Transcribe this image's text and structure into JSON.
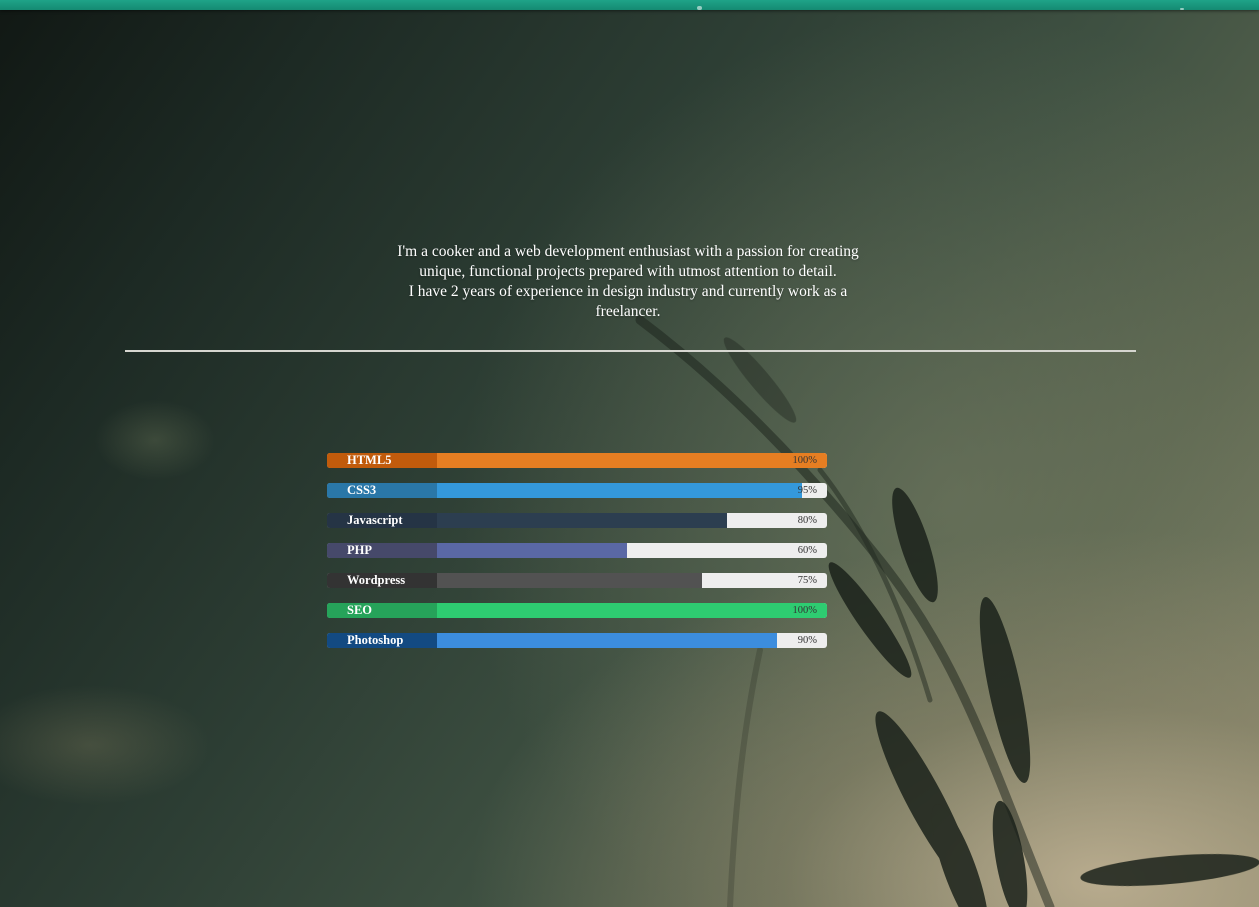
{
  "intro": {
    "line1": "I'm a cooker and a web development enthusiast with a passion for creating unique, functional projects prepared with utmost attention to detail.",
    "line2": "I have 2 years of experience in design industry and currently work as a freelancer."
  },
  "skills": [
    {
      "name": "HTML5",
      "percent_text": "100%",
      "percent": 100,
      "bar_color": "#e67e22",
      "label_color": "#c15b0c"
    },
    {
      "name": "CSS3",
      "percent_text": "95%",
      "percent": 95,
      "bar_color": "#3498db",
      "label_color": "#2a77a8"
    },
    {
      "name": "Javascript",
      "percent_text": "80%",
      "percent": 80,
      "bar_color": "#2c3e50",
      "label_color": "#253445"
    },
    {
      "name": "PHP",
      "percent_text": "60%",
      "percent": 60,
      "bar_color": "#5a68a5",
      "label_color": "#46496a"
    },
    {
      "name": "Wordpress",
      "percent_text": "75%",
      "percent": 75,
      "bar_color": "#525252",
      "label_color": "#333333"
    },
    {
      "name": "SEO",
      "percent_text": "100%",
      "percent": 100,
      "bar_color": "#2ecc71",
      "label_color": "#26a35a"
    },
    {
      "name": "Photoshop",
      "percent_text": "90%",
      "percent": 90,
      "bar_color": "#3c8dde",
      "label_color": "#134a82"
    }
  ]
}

※

## WHAT TO DO
Print each entry shown above with exact wording and no pictures.

## RESULT OF THE EXERCISE
Transcribe this image's text and structure into JSON.
{
  "intro": {
    "line1": "I'm a cooker and a web development enthusiast with a passion for creating unique, functional projects prepared with utmost attention to detail.",
    "line2": "I have 2 years of experience in design industry and currently work as a freelancer."
  },
  "skills": [
    {
      "name": "HTML5",
      "percent_text": "100%",
      "percent": 100,
      "bar_color": "#e67e22",
      "label_color": "#c15b0c"
    },
    {
      "name": "CSS3",
      "percent_text": "95%",
      "percent": 95,
      "bar_color": "#3498db",
      "label_color": "#2a77a8"
    },
    {
      "name": "Javascript",
      "percent_text": "80%",
      "percent": 80,
      "bar_color": "#2c3e50",
      "label_color": "#253445"
    },
    {
      "name": "PHP",
      "percent_text": "60%",
      "percent": 60,
      "bar_color": "#5a68a5",
      "label_color": "#46496a"
    },
    {
      "name": "Wordpress",
      "percent_text": "75%",
      "percent": 75,
      "bar_color": "#525252",
      "label_color": "#333333"
    },
    {
      "name": "SEO",
      "percent_text": "100%",
      "percent": 100,
      "bar_color": "#2ecc71",
      "label_color": "#26a35a"
    },
    {
      "name": "Photoshop",
      "percent_text": "90%",
      "percent": 90,
      "bar_color": "#3c8dde",
      "label_color": "#134a82"
    }
  ]
}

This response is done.